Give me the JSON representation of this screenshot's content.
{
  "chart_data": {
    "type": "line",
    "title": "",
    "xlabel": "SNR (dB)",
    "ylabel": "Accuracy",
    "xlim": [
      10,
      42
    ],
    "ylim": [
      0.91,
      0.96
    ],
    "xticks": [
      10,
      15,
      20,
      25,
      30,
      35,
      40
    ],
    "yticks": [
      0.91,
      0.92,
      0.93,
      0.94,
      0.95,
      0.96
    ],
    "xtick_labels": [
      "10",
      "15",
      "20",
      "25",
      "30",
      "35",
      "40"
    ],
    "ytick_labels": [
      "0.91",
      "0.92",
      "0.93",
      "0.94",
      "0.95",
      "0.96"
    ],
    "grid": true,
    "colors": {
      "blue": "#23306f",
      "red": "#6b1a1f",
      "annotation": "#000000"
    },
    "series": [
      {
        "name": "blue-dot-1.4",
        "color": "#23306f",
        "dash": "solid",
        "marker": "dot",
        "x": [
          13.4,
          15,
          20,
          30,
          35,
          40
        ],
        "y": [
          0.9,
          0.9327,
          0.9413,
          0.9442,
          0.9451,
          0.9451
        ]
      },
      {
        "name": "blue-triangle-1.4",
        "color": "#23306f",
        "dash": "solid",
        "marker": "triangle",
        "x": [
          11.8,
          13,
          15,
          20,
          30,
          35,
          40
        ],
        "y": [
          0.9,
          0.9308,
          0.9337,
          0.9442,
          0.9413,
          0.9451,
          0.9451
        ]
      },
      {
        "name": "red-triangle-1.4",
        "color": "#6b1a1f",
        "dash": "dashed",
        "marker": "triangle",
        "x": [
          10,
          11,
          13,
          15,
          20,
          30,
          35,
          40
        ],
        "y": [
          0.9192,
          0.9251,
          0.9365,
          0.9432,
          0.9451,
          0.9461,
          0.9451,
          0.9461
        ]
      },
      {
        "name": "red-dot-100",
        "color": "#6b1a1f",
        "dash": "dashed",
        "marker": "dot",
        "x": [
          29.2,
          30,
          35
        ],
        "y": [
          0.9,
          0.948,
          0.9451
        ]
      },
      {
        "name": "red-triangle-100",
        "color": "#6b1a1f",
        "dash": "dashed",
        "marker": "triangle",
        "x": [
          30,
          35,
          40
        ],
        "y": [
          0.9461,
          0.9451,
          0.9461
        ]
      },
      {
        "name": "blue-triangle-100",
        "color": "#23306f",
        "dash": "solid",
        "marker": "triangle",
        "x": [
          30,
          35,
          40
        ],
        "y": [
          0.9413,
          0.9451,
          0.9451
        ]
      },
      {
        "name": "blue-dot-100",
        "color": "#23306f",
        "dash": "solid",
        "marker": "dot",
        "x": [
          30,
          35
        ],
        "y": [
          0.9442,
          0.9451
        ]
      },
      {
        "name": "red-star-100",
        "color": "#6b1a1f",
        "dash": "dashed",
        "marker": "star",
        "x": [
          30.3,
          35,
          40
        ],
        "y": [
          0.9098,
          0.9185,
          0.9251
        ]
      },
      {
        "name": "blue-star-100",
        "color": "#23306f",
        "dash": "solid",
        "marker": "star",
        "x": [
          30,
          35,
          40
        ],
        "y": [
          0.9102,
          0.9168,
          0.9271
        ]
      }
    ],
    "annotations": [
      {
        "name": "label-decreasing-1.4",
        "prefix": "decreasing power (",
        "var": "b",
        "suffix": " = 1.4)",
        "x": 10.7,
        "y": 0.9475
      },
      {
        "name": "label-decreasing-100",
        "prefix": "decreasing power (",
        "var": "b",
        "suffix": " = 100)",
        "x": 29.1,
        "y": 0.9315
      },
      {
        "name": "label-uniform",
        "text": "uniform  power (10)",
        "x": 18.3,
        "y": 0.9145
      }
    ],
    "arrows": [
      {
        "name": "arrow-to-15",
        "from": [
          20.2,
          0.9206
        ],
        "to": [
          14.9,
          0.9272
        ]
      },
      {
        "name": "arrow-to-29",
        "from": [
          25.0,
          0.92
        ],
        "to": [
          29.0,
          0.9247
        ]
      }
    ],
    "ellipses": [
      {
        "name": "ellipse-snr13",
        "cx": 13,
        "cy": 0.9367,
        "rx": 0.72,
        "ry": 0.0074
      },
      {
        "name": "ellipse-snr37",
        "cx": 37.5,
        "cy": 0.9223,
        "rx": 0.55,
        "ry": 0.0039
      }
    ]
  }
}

### Short task
Retype the listing above in full, with no alterations.

### Solution for this task
Give me the JSON representation of this screenshot's content.
{
  "chart_data": {
    "type": "line",
    "title": "",
    "xlabel": "SNR (dB)",
    "ylabel": "Accuracy",
    "xlim": [
      10,
      42
    ],
    "ylim": [
      0.91,
      0.96
    ],
    "xticks": [
      10,
      15,
      20,
      25,
      30,
      35,
      40
    ],
    "yticks": [
      0.91,
      0.92,
      0.93,
      0.94,
      0.95,
      0.96
    ],
    "xtick_labels": [
      "10",
      "15",
      "20",
      "25",
      "30",
      "35",
      "40"
    ],
    "ytick_labels": [
      "0.91",
      "0.92",
      "0.93",
      "0.94",
      "0.95",
      "0.96"
    ],
    "grid": true,
    "colors": {
      "blue": "#23306f",
      "red": "#6b1a1f",
      "annotation": "#000000"
    },
    "series": [
      {
        "name": "blue-dot-1.4",
        "color": "#23306f",
        "dash": "solid",
        "marker": "dot",
        "x": [
          13.4,
          15,
          20,
          30,
          35,
          40
        ],
        "y": [
          0.9,
          0.9327,
          0.9413,
          0.9442,
          0.9451,
          0.9451
        ]
      },
      {
        "name": "blue-triangle-1.4",
        "color": "#23306f",
        "dash": "solid",
        "marker": "triangle",
        "x": [
          11.8,
          13,
          15,
          20,
          30,
          35,
          40
        ],
        "y": [
          0.9,
          0.9308,
          0.9337,
          0.9442,
          0.9413,
          0.9451,
          0.9451
        ]
      },
      {
        "name": "red-triangle-1.4",
        "color": "#6b1a1f",
        "dash": "dashed",
        "marker": "triangle",
        "x": [
          10,
          11,
          13,
          15,
          20,
          30,
          35,
          40
        ],
        "y": [
          0.9192,
          0.9251,
          0.9365,
          0.9432,
          0.9451,
          0.9461,
          0.9451,
          0.9461
        ]
      },
      {
        "name": "red-dot-100",
        "color": "#6b1a1f",
        "dash": "dashed",
        "marker": "dot",
        "x": [
          29.2,
          30,
          35
        ],
        "y": [
          0.9,
          0.948,
          0.9451
        ]
      },
      {
        "name": "red-triangle-100",
        "color": "#6b1a1f",
        "dash": "dashed",
        "marker": "triangle",
        "x": [
          30,
          35,
          40
        ],
        "y": [
          0.9461,
          0.9451,
          0.9461
        ]
      },
      {
        "name": "blue-triangle-100",
        "color": "#23306f",
        "dash": "solid",
        "marker": "triangle",
        "x": [
          30,
          35,
          40
        ],
        "y": [
          0.9413,
          0.9451,
          0.9451
        ]
      },
      {
        "name": "blue-dot-100",
        "color": "#23306f",
        "dash": "solid",
        "marker": "dot",
        "x": [
          30,
          35
        ],
        "y": [
          0.9442,
          0.9451
        ]
      },
      {
        "name": "red-star-100",
        "color": "#6b1a1f",
        "dash": "dashed",
        "marker": "star",
        "x": [
          30.3,
          35,
          40
        ],
        "y": [
          0.9098,
          0.9185,
          0.9251
        ]
      },
      {
        "name": "blue-star-100",
        "color": "#23306f",
        "dash": "solid",
        "marker": "star",
        "x": [
          30,
          35,
          40
        ],
        "y": [
          0.9102,
          0.9168,
          0.9271
        ]
      }
    ],
    "annotations": [
      {
        "name": "label-decreasing-1.4",
        "prefix": "decreasing power (",
        "var": "b",
        "suffix": " = 1.4)",
        "x": 10.7,
        "y": 0.9475
      },
      {
        "name": "label-decreasing-100",
        "prefix": "decreasing power (",
        "var": "b",
        "suffix": " = 100)",
        "x": 29.1,
        "y": 0.9315
      },
      {
        "name": "label-uniform",
        "text": "uniform  power (10)",
        "x": 18.3,
        "y": 0.9145
      }
    ],
    "arrows": [
      {
        "name": "arrow-to-15",
        "from": [
          20.2,
          0.9206
        ],
        "to": [
          14.9,
          0.9272
        ]
      },
      {
        "name": "arrow-to-29",
        "from": [
          25.0,
          0.92
        ],
        "to": [
          29.0,
          0.9247
        ]
      }
    ],
    "ellipses": [
      {
        "name": "ellipse-snr13",
        "cx": 13,
        "cy": 0.9367,
        "rx": 0.72,
        "ry": 0.0074
      },
      {
        "name": "ellipse-snr37",
        "cx": 37.5,
        "cy": 0.9223,
        "rx": 0.55,
        "ry": 0.0039
      }
    ]
  }
}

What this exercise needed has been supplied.